To do: The records that follow are to be repeated exactly, with the pictures removed.
## Start
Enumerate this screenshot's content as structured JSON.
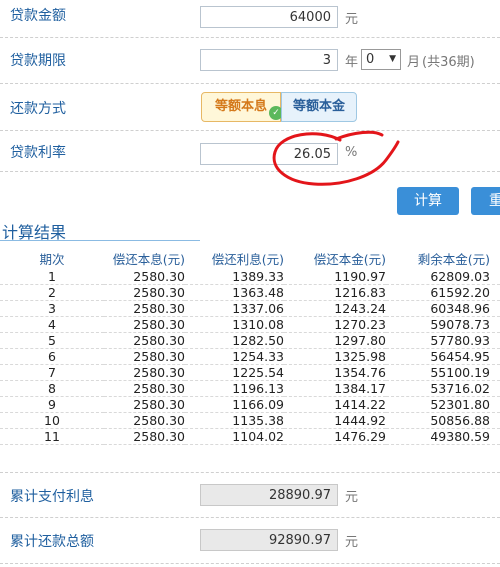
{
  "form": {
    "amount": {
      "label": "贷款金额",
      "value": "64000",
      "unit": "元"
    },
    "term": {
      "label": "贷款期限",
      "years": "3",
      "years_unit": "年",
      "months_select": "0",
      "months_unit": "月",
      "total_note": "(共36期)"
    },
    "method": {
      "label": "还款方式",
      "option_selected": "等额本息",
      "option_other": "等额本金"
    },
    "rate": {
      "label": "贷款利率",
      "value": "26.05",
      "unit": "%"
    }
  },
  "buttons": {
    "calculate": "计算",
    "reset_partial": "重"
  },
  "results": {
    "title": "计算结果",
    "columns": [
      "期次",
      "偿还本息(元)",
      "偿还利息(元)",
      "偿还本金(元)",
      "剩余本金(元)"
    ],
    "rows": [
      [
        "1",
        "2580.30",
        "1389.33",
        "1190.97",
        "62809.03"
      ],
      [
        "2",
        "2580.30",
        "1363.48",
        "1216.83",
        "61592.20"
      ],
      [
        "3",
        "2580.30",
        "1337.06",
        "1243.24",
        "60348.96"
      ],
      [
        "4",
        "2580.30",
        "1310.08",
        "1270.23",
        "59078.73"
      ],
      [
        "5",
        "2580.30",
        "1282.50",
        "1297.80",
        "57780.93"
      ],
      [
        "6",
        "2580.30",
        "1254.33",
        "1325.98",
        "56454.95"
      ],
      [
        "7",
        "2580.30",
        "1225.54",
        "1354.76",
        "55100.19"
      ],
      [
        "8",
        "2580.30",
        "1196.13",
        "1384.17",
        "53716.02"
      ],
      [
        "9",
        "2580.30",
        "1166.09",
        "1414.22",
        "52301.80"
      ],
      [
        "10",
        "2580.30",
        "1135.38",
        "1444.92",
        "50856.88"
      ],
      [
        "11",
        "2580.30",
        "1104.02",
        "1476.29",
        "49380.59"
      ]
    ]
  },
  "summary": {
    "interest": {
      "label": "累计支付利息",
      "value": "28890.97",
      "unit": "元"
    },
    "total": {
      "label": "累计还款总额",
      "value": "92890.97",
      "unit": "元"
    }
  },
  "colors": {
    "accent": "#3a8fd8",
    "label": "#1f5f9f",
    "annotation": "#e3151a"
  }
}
## End
Right answer:
Enumerate this screenshot's content as structured JSON.
{
  "form": {
    "amount": {
      "label": "贷款金额",
      "value": "64000",
      "unit": "元"
    },
    "term": {
      "label": "贷款期限",
      "years": "3",
      "years_unit": "年",
      "months_select": "0",
      "months_unit": "月",
      "total_note": "(共36期)"
    },
    "method": {
      "label": "还款方式",
      "option_selected": "等额本息",
      "option_other": "等额本金"
    },
    "rate": {
      "label": "贷款利率",
      "value": "26.05",
      "unit": "%"
    }
  },
  "buttons": {
    "calculate": "计算",
    "reset_partial": "重"
  },
  "results": {
    "title": "计算结果",
    "columns": [
      "期次",
      "偿还本息(元)",
      "偿还利息(元)",
      "偿还本金(元)",
      "剩余本金(元)"
    ],
    "rows": [
      [
        "1",
        "2580.30",
        "1389.33",
        "1190.97",
        "62809.03"
      ],
      [
        "2",
        "2580.30",
        "1363.48",
        "1216.83",
        "61592.20"
      ],
      [
        "3",
        "2580.30",
        "1337.06",
        "1243.24",
        "60348.96"
      ],
      [
        "4",
        "2580.30",
        "1310.08",
        "1270.23",
        "59078.73"
      ],
      [
        "5",
        "2580.30",
        "1282.50",
        "1297.80",
        "57780.93"
      ],
      [
        "6",
        "2580.30",
        "1254.33",
        "1325.98",
        "56454.95"
      ],
      [
        "7",
        "2580.30",
        "1225.54",
        "1354.76",
        "55100.19"
      ],
      [
        "8",
        "2580.30",
        "1196.13",
        "1384.17",
        "53716.02"
      ],
      [
        "9",
        "2580.30",
        "1166.09",
        "1414.22",
        "52301.80"
      ],
      [
        "10",
        "2580.30",
        "1135.38",
        "1444.92",
        "50856.88"
      ],
      [
        "11",
        "2580.30",
        "1104.02",
        "1476.29",
        "49380.59"
      ]
    ]
  },
  "summary": {
    "interest": {
      "label": "累计支付利息",
      "value": "28890.97",
      "unit": "元"
    },
    "total": {
      "label": "累计还款总额",
      "value": "92890.97",
      "unit": "元"
    }
  },
  "colors": {
    "accent": "#3a8fd8",
    "label": "#1f5f9f",
    "annotation": "#e3151a"
  }
}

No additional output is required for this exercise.